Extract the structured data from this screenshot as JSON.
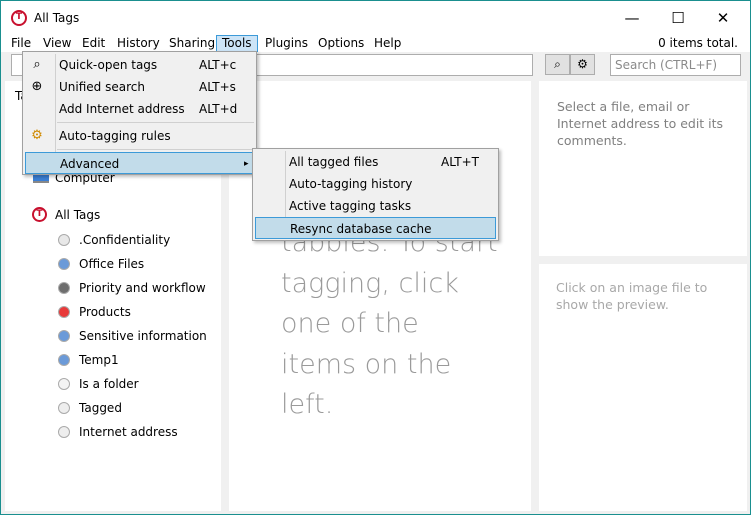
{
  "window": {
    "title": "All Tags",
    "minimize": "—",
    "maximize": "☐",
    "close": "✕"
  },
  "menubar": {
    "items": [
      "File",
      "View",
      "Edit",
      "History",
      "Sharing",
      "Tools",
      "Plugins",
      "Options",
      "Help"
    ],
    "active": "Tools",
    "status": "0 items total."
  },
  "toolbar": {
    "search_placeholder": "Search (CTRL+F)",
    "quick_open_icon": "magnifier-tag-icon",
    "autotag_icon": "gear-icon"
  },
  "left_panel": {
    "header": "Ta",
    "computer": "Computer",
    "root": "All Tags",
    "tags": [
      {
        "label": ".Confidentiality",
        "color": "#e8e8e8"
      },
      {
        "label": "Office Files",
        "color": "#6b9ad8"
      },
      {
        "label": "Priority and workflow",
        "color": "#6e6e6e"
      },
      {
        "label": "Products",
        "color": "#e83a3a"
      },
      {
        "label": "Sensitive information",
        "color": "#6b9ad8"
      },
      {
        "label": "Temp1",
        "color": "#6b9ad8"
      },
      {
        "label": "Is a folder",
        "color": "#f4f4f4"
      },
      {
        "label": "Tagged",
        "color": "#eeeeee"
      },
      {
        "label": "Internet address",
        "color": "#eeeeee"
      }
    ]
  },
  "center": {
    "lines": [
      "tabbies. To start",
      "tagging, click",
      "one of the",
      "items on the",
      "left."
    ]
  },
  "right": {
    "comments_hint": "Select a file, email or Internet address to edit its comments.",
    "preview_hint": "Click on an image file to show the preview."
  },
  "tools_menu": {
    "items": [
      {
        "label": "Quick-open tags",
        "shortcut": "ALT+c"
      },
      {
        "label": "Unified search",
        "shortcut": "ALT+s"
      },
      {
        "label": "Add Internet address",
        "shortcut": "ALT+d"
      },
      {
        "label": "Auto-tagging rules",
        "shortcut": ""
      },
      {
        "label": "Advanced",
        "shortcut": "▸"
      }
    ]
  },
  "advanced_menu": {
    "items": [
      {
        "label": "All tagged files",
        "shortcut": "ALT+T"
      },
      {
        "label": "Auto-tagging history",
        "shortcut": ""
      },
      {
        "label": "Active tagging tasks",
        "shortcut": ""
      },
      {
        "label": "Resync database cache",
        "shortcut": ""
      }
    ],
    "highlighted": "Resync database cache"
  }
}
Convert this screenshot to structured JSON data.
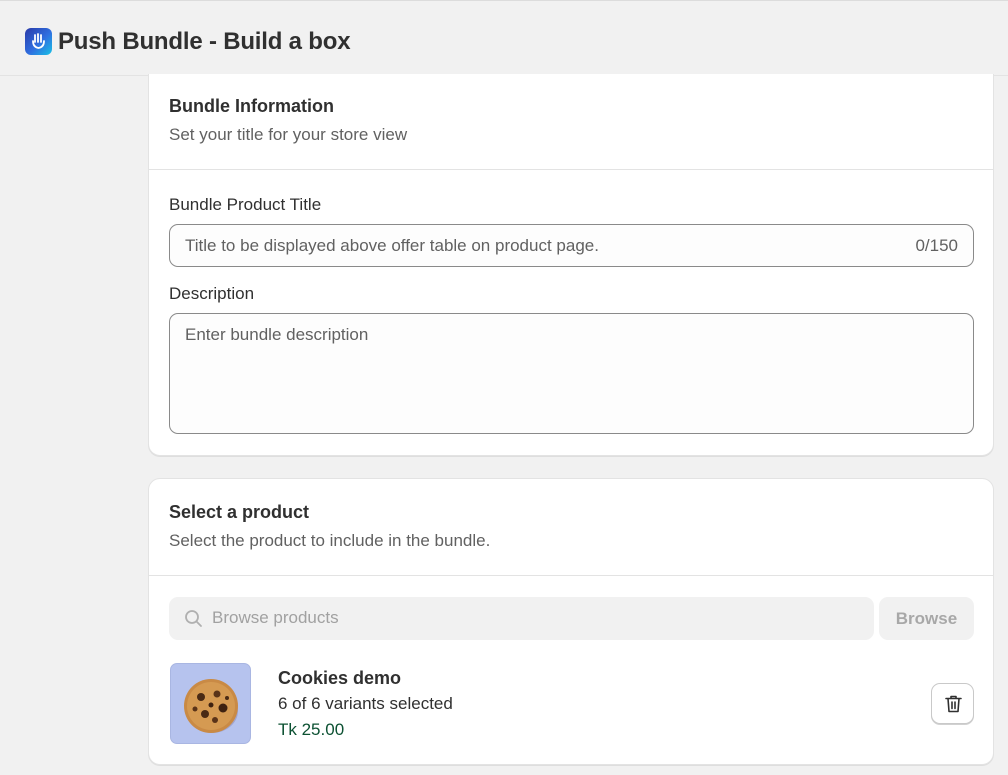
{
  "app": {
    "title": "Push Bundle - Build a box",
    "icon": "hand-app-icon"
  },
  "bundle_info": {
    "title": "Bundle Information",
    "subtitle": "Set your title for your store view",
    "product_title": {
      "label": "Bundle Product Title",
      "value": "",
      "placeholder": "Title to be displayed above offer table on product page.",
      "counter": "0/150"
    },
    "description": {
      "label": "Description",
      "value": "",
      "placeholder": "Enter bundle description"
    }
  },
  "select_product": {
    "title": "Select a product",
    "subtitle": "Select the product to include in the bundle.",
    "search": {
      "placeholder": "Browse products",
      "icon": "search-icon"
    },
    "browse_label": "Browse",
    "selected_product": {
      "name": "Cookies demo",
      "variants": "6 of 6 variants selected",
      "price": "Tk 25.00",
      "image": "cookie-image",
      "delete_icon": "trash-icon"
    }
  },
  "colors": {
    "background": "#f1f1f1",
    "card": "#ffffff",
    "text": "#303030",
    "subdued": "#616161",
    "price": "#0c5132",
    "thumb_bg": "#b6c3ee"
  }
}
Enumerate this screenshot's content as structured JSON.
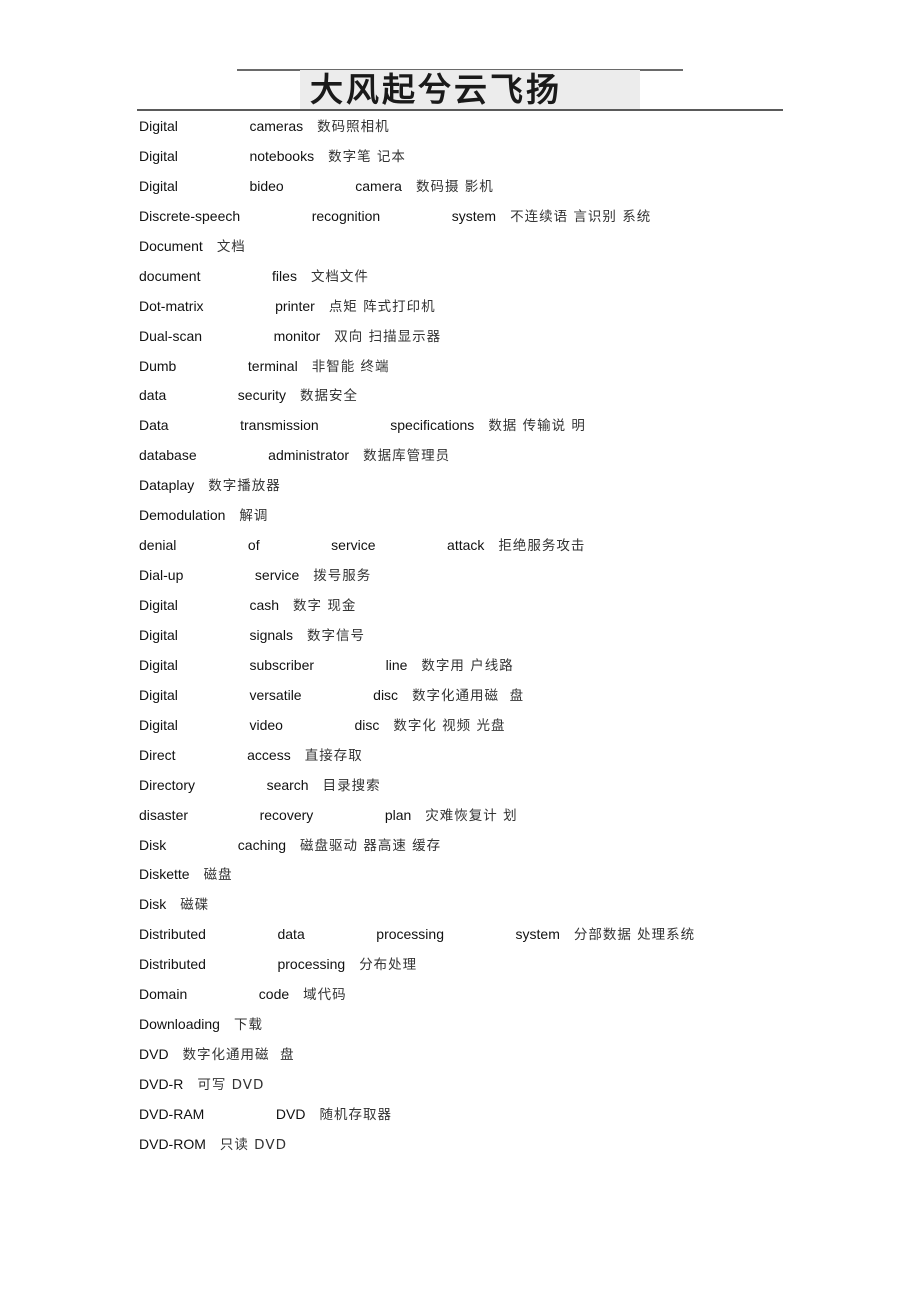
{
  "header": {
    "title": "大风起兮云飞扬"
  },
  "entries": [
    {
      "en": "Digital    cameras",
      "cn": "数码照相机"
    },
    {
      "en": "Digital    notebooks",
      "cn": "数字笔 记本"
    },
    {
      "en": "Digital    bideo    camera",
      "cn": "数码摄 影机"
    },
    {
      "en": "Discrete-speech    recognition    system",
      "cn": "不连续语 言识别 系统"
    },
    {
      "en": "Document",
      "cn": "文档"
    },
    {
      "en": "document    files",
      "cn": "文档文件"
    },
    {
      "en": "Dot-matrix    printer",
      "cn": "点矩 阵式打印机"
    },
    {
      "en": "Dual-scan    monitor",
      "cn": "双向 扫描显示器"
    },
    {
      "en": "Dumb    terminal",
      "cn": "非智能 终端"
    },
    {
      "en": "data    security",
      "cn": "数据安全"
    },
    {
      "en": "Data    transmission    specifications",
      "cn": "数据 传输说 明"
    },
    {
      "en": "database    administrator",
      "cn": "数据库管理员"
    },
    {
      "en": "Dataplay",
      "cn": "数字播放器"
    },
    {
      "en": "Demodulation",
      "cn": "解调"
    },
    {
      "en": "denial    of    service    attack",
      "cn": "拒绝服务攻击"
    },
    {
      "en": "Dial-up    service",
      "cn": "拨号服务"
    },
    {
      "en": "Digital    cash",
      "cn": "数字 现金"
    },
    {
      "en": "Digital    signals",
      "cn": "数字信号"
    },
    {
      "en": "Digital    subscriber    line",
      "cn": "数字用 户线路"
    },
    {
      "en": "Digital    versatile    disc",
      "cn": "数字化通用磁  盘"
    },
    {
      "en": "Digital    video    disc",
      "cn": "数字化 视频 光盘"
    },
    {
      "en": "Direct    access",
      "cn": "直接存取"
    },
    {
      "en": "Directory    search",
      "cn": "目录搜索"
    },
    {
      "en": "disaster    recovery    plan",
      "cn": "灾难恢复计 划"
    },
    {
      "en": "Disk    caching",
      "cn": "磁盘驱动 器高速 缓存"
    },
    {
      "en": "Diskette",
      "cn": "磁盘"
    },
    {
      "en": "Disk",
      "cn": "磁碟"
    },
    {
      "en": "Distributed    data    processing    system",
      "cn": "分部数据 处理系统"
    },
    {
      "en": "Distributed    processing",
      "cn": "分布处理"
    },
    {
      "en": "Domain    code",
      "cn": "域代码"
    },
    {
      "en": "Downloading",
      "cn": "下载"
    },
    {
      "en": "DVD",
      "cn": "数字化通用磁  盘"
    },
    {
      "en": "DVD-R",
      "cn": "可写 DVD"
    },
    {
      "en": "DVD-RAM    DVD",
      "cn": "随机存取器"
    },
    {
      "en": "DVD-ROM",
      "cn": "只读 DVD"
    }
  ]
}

::::::

Work required: Spot every line that holds "JSON" and copy it.

Result for this exercise:
Extract the structured data from this screenshot as JSON.
Convert this screenshot to structured JSON data.
Enumerate this screenshot's content as structured JSON.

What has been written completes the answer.